#### Stated exercise
Gather each line of the records where "icon" appears.

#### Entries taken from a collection

+---+

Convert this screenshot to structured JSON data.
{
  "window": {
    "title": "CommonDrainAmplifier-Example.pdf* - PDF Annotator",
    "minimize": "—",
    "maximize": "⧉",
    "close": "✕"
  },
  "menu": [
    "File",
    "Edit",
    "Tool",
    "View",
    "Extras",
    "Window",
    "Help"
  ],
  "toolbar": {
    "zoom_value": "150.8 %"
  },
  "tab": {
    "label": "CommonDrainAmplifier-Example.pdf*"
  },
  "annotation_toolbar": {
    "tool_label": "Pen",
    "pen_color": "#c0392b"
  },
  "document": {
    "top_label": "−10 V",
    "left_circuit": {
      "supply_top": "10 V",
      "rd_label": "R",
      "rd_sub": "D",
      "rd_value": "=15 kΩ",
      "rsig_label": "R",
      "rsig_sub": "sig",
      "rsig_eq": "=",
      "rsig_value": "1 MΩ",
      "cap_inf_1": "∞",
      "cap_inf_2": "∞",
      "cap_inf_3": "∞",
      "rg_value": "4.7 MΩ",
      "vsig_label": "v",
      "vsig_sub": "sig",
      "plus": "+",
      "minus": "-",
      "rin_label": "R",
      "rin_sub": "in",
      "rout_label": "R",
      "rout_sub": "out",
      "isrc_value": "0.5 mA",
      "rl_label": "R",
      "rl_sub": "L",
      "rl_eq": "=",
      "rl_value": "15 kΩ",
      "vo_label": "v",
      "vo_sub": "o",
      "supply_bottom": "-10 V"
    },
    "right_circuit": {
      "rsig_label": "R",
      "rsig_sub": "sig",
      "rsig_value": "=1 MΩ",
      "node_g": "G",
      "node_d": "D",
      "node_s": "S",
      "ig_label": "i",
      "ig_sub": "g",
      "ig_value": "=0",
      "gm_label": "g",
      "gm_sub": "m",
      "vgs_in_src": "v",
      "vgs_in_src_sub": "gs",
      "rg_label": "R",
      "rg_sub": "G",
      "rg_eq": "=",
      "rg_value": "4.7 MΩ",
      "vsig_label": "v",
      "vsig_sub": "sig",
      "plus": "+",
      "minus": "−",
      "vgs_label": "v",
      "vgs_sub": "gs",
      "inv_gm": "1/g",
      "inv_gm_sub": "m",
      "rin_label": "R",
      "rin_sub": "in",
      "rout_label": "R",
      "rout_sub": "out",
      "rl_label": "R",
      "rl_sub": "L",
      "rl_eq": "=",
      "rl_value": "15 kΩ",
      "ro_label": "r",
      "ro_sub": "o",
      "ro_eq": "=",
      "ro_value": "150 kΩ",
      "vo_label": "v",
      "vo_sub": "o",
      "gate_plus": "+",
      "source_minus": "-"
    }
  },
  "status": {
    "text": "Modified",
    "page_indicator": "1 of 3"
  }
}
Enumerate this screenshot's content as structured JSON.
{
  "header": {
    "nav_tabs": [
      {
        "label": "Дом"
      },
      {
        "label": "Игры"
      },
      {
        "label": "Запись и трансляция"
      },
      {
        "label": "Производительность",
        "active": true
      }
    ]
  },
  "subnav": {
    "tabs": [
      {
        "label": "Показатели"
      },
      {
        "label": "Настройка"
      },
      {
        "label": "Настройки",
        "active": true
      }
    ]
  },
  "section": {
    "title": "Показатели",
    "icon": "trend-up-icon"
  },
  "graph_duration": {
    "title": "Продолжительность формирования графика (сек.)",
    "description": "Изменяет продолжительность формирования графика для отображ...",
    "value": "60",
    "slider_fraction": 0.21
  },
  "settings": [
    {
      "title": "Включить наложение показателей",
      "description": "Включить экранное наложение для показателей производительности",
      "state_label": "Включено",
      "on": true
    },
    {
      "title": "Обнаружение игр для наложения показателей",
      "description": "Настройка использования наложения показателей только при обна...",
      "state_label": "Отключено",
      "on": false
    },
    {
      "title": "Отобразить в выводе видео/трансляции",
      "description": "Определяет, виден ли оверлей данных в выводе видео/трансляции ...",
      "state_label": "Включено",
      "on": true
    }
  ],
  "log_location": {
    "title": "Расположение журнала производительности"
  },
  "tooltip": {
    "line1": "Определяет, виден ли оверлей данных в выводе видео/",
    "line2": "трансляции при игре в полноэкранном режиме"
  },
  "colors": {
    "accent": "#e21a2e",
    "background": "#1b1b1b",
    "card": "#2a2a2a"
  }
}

+---+

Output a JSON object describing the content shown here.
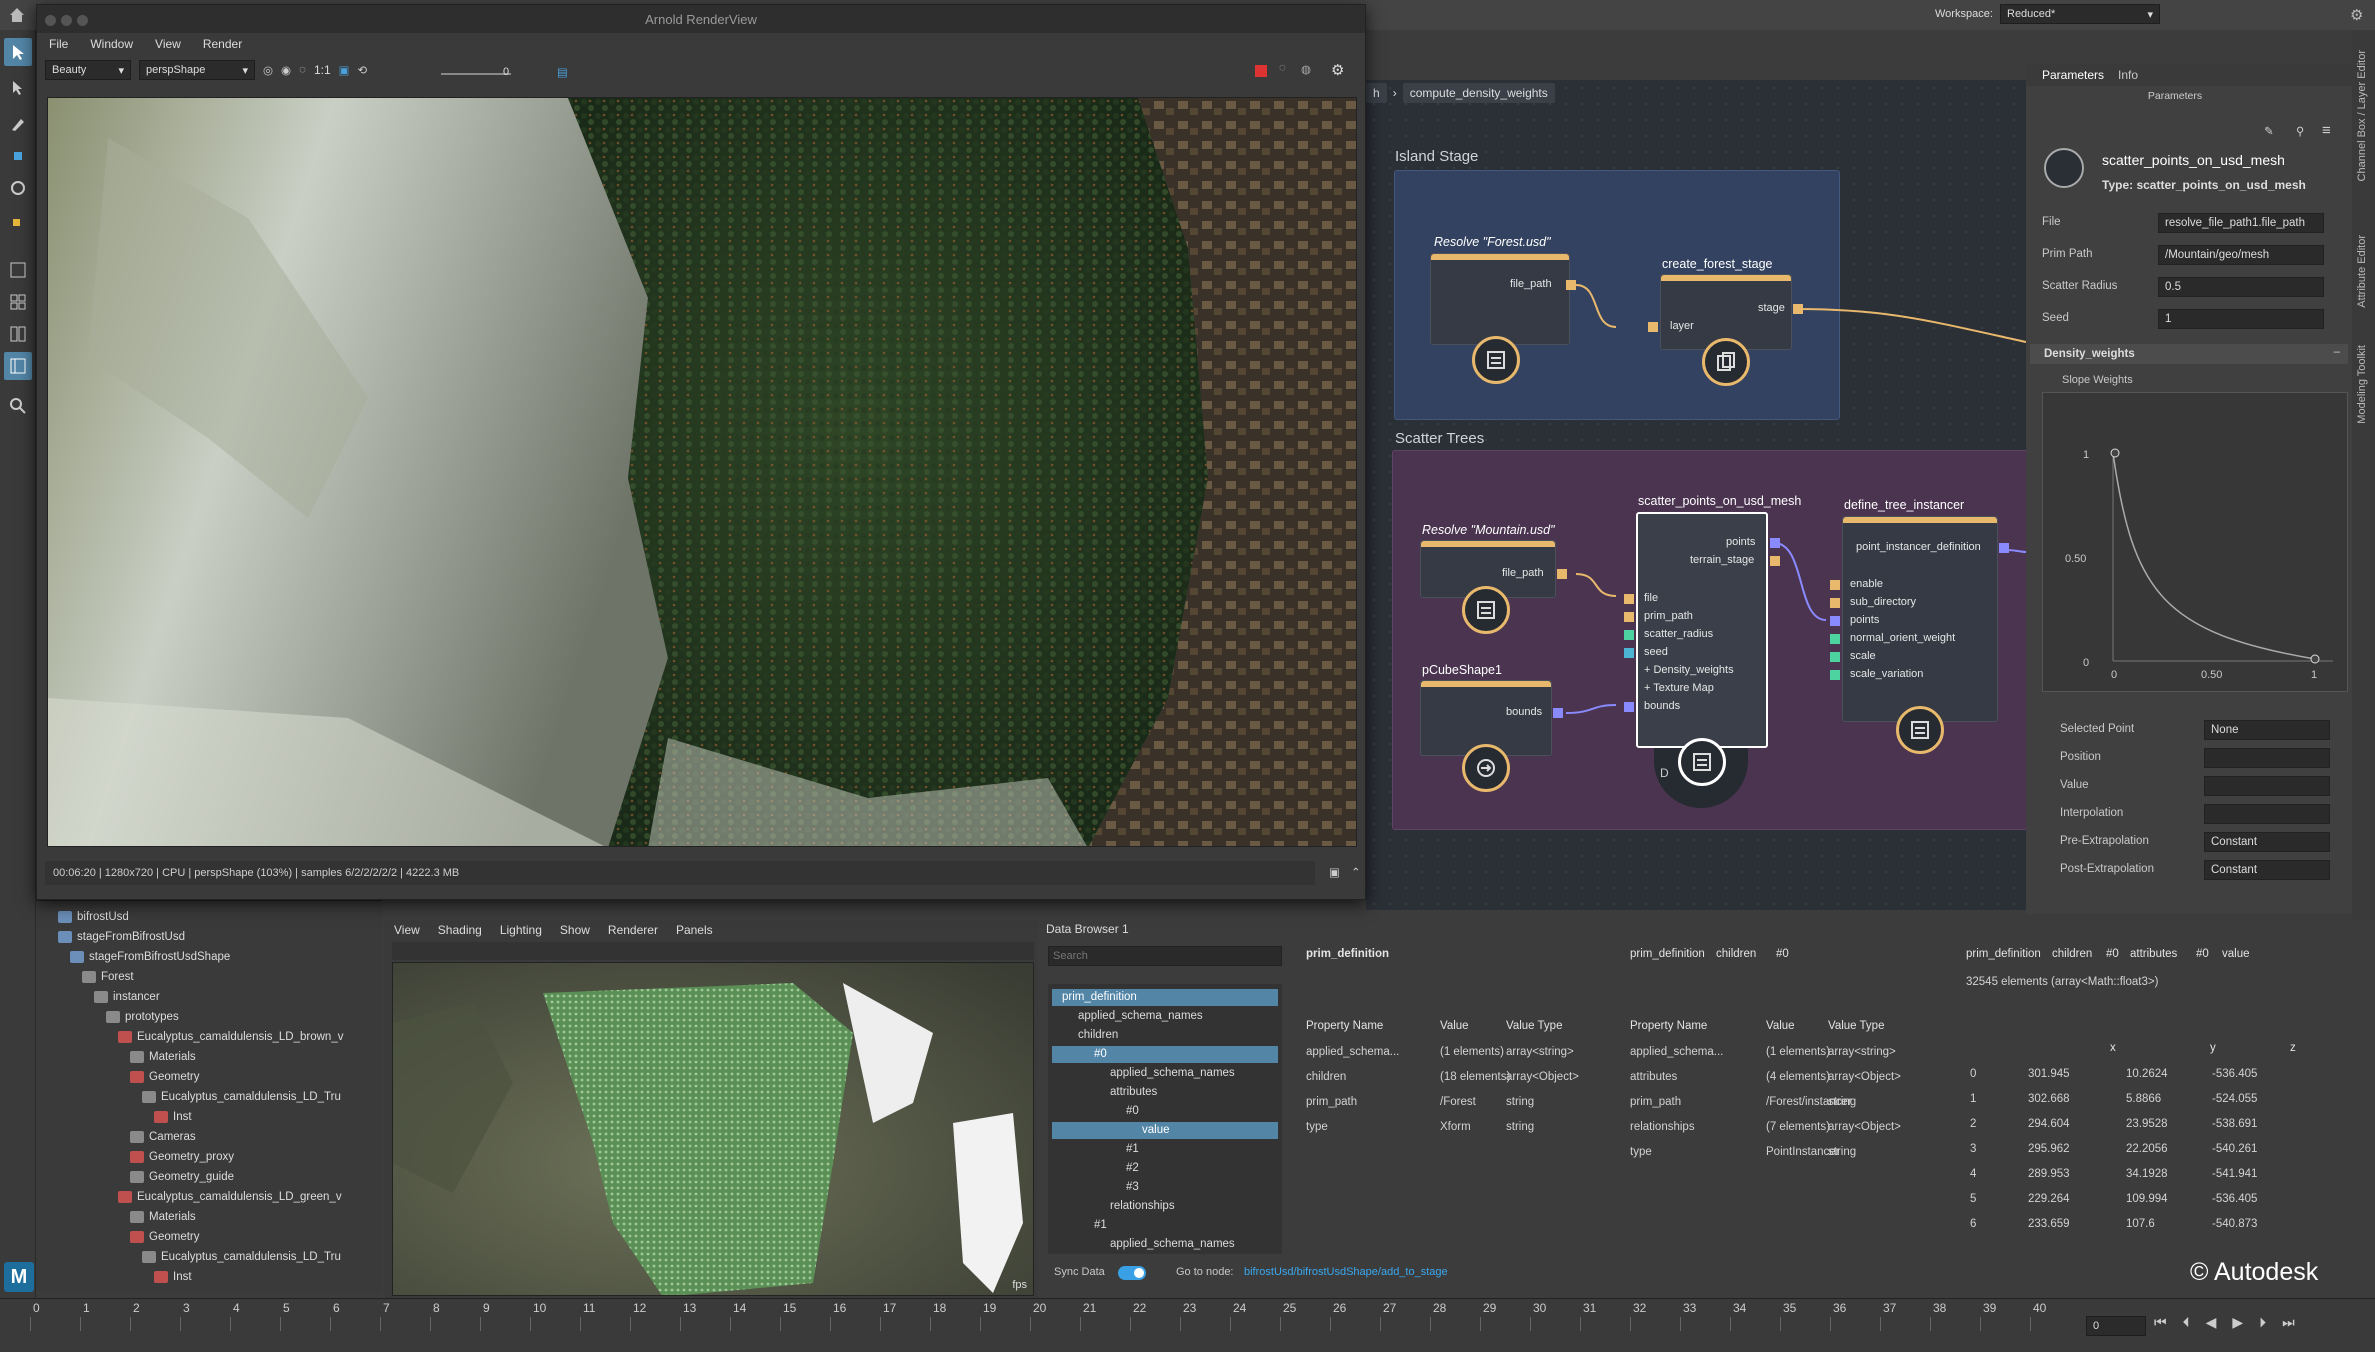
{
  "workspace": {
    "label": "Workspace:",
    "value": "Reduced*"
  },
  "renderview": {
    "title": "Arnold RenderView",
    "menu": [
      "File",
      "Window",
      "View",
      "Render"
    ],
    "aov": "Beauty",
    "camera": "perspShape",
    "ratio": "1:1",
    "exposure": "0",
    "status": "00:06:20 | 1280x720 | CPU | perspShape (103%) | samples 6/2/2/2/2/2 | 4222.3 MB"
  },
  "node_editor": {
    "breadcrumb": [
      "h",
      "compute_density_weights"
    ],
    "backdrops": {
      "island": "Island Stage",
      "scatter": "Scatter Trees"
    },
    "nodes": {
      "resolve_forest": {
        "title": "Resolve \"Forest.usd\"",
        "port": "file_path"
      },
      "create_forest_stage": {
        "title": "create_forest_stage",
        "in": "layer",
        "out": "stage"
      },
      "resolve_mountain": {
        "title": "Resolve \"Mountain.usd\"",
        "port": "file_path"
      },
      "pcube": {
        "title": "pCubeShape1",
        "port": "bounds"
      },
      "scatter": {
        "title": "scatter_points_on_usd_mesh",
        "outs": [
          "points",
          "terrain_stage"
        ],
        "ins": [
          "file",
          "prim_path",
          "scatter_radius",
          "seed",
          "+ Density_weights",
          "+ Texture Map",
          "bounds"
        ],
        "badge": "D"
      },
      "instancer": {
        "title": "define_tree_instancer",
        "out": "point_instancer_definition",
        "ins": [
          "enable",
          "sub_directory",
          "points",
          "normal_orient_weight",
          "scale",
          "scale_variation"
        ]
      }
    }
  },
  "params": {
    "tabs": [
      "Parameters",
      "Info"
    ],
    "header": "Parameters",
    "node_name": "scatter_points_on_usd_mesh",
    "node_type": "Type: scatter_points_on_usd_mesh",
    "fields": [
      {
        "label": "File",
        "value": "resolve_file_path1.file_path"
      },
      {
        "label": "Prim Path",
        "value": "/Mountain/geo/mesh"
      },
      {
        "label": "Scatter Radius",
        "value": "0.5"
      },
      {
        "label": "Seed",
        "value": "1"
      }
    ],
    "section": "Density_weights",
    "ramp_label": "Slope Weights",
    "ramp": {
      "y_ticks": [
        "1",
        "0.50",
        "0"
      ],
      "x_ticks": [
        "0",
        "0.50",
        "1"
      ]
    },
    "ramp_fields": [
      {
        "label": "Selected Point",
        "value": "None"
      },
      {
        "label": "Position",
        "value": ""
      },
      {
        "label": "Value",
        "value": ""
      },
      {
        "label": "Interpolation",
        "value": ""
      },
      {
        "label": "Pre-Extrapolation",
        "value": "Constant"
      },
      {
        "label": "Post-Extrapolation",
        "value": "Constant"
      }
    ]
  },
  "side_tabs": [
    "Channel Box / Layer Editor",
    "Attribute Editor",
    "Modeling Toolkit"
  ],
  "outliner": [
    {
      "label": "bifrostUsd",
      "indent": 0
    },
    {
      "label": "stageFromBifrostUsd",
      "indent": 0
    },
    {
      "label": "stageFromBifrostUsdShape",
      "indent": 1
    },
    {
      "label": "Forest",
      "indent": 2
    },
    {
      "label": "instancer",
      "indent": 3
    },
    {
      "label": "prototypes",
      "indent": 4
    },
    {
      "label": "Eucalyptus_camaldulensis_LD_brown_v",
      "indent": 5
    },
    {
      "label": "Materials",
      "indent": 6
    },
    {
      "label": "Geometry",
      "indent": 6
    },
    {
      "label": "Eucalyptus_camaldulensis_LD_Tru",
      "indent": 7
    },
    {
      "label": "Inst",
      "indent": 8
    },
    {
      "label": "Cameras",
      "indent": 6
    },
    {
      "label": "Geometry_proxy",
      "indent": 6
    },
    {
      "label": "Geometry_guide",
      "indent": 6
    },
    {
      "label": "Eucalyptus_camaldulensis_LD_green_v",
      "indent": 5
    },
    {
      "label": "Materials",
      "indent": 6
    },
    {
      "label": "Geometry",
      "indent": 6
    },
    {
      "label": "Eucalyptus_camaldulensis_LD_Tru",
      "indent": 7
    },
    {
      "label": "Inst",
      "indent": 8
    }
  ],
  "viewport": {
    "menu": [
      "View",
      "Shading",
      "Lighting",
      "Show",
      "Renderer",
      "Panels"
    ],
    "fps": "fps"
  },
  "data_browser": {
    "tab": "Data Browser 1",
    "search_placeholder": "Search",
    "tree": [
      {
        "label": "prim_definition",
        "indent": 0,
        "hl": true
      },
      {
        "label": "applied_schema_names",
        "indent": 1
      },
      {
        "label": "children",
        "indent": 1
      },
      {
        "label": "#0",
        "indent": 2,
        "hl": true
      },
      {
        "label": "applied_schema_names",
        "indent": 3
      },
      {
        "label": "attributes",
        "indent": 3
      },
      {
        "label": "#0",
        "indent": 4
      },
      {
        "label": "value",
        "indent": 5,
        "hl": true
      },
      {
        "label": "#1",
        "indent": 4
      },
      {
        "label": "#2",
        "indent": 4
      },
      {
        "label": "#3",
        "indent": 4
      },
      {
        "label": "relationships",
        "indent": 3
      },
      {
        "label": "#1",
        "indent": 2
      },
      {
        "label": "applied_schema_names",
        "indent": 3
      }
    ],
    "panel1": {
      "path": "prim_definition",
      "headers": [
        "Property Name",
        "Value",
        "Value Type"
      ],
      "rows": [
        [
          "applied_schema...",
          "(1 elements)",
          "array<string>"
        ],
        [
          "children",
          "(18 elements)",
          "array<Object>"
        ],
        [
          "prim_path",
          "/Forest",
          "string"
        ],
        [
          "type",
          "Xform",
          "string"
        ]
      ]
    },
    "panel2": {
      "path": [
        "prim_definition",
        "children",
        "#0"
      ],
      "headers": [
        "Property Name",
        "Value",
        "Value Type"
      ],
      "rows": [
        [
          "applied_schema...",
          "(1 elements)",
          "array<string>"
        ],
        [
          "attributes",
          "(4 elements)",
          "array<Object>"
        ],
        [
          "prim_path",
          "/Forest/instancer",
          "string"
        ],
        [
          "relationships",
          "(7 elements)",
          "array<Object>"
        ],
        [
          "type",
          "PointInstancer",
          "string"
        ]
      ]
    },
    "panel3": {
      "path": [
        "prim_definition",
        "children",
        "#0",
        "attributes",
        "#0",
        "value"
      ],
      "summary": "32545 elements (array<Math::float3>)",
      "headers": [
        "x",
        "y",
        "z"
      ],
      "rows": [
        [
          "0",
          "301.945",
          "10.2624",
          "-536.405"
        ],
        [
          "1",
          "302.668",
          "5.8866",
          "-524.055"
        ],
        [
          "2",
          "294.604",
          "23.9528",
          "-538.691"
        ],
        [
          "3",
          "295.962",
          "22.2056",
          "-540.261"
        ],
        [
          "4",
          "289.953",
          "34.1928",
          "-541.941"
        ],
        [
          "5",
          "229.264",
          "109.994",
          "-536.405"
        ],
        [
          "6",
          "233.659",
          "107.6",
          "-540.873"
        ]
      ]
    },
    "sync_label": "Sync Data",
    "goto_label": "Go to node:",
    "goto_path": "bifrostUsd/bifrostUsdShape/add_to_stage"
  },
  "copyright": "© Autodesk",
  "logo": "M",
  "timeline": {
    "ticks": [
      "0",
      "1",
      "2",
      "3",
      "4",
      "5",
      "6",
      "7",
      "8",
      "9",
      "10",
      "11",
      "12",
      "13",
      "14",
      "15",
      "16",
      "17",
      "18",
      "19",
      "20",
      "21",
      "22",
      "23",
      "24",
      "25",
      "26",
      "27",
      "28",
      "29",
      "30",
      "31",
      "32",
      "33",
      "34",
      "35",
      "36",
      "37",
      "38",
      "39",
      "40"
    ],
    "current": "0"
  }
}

+---+

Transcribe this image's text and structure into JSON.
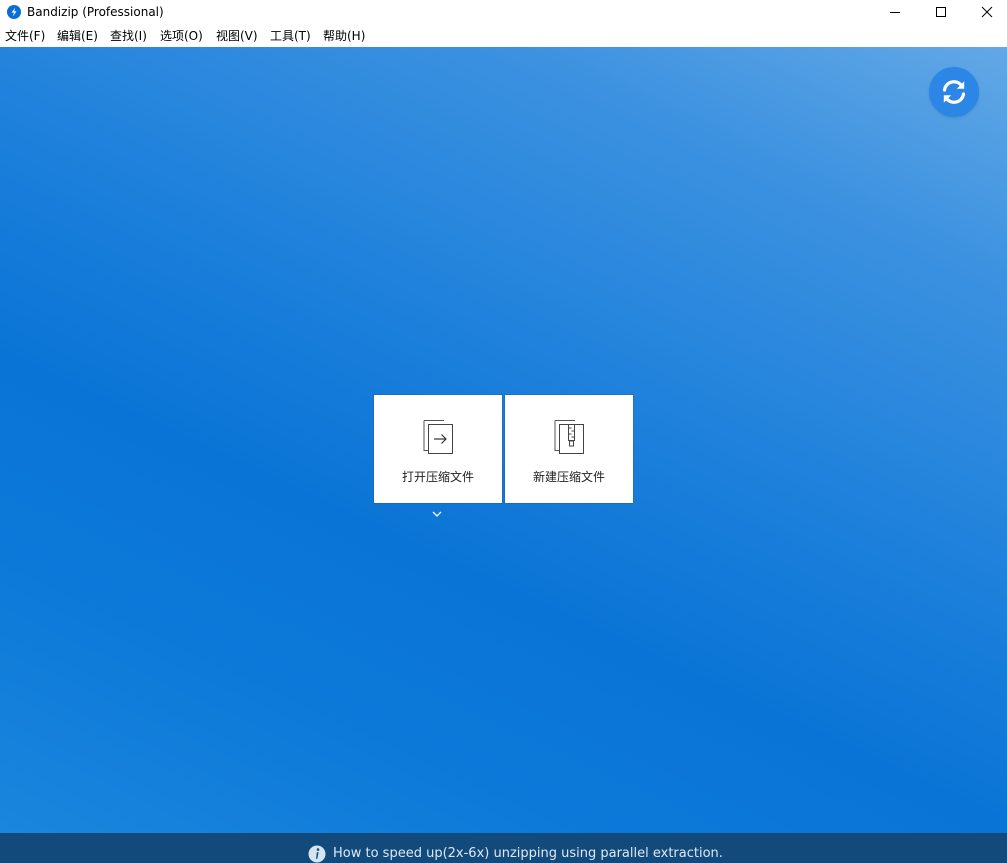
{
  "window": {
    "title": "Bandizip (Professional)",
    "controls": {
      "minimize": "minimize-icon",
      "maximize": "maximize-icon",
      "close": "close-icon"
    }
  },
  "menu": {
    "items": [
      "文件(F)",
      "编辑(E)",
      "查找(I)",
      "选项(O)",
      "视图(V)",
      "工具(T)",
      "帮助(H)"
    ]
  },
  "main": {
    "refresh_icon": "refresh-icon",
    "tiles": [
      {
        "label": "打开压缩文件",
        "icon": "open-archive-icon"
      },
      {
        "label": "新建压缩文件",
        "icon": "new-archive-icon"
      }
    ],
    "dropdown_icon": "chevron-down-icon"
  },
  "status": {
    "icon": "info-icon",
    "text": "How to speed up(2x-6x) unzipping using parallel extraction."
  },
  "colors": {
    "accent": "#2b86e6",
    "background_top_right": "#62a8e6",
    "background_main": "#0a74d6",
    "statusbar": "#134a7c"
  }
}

+---+

#### Written solution
    "icon": "trend-up-icon"
      "minimize": "minimize-icon",
      "maximize": "maximize-icon",
      "close": "close-icon"
    "refresh_icon": "refresh-icon",
        "icon": "open-archive-icon"
        "icon": "new-archive-icon"
    "dropdown_icon": "chevron-down-icon"
    "icon": "info-icon",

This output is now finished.